- [Consignes]
1. Dans le texte sur le bonheur selon Rousseau, pourquoi l'amour évoqué échappe-t-il aux orages de la passion ? Répondez en une à trois phrases.
2. Citez fidèlement le passage du texte sur le bonheur selon Rousseau qui commence par « Par les composantes » et se poursuit jusqu'à « permet de revivre. ».

- [Texte présenté]
Mais, à ses yeux, ce n’est pas la durée qui en fait le prix, mais l’intensité, accentuée par les choix lexicaux, les adverbes d’intensité, par exemple, « Je fus moi pleinement », « je puis véritablement dire avoir vécu », ou les termes qui effacent le contraste de durée : « dans l’espace de quatre ou cinq ans j’ai joui d’un siècle de vie » ou « un bonheur pur et plein qui couvre de son charme tout ce que mon sort présent a d’affreux. »
Une autre faculté humaine soutient cette intensité, la mémoire, qui permet de prolonger ce bonheur en le revivant, comme l’exprime avec force la litote : « Il n’y a pas de jour où je ne me rappelle avec joie et attendrissement cet unique et court temps de ma vie ». Ce bonheur, même perdu, peut être ranimé : il s’inscrit alors dans la durée. Peut-être cela explique-t-il le choix fréquent de l’écriture autobiographique chez Rousseau, comme moyen d’oublier ses chagrins et les persécutions dont il se juge l’objet ?
CONCLUSION
Dans ce passage, à travers le récit de son expérience personnelle, Rousseau nous propose une forme intimiste de bonheur, fondé sur la « contemplation », c’est-à-dire le fait de jouir des sensations au sein de la nature, à la fois protectrice et source de plaisirs simples, sur l’écart par rapport à une société qui aliène et altère la nature de l’homme, et sur un amour dépourvu des orages de la passion précisément parce qu’il est vécu loin du regard d’autrui.
Par les composantes sur lesquelles il fonde le bonheur, Rousseau annonce le mouvement romantique, la place accordée à l’amour et l’harmonie entre le macrocosme, la nature, et le microcosme, l’âme. Mais, là où les Romantiques tirent de cette conception une profonde mélancolie, Rousseau y trouve une plénitude, une intensité, que l’écriture autobiographique lui permet de revivre.
Jacques-Henri BERNARDIN DE SAINT-PIERRE, Paul et Virginie, 1788 : extrait
Louis Lafitte, Bernardin de Saint-Pierre, XIX° siècle. Gravure, 28,5 x 19,5. Bibliothèque Sainte-Geneviève, Paris
Pour lire l'extrait
Comme plusieurs de ses contemporains, Bernardin de Saint-Pierre (1737-1814) est un passionné de voyages, à travers l’Europe, mais est surtout marqué par un séjour de deux ans à l’île de France, aujourd’hui île Maurice. Cet ami de Rousseau, qui partage avec lui son amour de la nature, y découvre une sorte de paradis terrestre. Après Voyage à l’île de France, récit nourri de descriptions paru en 1773, il commence à publier, en 1784, un immense ouvrage, Études de la nature, destiné à montrer la perfection d’une nature ouvrage de la divine Providence qui l’a organisée pour le bonheur de notre cœur. Pour Bernardin de Saint-Pierre, en effet, le bonheur n’est pas associé au rôle de la raison, mais à l’épanouissement des sentiments.

- [Lignes de données]
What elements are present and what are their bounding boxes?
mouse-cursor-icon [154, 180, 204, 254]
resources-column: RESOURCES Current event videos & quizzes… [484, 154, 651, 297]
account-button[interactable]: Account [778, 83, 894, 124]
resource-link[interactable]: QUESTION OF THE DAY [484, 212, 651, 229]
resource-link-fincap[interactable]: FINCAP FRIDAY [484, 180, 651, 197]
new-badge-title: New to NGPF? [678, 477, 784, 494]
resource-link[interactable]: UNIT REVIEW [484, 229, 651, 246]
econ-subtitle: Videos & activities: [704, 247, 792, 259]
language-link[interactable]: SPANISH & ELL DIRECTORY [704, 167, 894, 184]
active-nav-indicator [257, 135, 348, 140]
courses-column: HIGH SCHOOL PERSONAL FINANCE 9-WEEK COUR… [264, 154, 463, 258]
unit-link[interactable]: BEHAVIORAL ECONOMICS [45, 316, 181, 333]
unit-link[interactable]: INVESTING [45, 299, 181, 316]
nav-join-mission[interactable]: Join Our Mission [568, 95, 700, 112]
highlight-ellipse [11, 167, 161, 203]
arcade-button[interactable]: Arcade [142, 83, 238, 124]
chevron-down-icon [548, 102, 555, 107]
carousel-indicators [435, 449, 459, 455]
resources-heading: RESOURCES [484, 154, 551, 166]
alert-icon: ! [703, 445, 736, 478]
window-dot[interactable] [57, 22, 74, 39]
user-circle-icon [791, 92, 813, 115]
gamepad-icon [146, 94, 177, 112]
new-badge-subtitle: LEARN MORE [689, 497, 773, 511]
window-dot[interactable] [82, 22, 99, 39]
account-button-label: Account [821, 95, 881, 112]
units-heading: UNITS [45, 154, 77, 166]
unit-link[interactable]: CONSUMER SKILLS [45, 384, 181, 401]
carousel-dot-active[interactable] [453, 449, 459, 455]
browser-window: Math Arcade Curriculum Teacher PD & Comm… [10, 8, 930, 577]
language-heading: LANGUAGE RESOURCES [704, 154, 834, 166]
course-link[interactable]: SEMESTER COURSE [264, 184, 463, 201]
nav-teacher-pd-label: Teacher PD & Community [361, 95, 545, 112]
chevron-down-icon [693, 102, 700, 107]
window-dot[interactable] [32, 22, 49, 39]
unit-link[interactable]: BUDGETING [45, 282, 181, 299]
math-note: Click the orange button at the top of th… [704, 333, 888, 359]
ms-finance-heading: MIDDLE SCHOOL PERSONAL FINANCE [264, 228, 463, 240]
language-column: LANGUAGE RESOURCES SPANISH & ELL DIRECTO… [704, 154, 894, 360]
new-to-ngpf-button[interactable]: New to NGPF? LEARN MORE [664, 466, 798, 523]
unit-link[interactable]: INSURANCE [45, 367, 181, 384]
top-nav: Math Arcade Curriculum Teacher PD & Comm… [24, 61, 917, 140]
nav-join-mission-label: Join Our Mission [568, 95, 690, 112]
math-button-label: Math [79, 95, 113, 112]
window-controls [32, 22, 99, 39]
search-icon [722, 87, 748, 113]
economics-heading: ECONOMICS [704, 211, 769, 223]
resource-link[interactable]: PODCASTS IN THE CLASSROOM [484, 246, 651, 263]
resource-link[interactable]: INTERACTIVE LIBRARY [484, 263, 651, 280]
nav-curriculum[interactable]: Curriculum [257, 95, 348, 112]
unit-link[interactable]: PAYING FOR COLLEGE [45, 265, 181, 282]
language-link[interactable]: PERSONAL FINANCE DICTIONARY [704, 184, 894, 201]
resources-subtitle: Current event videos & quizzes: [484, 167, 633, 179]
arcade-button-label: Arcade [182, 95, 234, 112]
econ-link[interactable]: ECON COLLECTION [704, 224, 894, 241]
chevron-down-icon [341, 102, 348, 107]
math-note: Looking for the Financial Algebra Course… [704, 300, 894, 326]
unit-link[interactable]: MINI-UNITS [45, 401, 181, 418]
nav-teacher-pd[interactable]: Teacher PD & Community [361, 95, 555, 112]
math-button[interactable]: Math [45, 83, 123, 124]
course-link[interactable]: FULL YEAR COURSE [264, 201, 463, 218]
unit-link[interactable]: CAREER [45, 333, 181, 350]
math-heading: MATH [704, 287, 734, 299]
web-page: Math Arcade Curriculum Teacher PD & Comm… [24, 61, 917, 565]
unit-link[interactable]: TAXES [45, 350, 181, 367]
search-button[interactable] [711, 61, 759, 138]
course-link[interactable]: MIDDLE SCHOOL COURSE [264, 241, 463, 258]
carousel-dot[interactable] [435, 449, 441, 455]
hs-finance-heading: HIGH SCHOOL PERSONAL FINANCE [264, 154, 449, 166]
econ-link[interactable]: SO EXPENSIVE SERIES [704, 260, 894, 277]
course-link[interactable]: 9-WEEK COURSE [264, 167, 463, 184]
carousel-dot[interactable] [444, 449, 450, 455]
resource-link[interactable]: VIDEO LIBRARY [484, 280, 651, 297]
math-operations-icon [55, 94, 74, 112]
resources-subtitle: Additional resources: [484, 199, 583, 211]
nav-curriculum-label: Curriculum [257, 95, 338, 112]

- [Réponses complètes]
1. Parce qu'il est vécu loin du regard d'autrui. C'est précisément cet éloignement qui le prive des orages de la passion.

2.
Par les composantes sur lesquelles il fonde le bonheur, Rousseau annonce le mouvement romantique, la place accordée à l’amour et l’harmonie entre le macrocosme, la nature, et le microcosme, l’âme. Mais, là où les Romantiques tirent de cette conception une profonde mélancolie, Rousseau y trouve une plénitude, une intensité, que l’écriture autobiographique lui permet de revivre.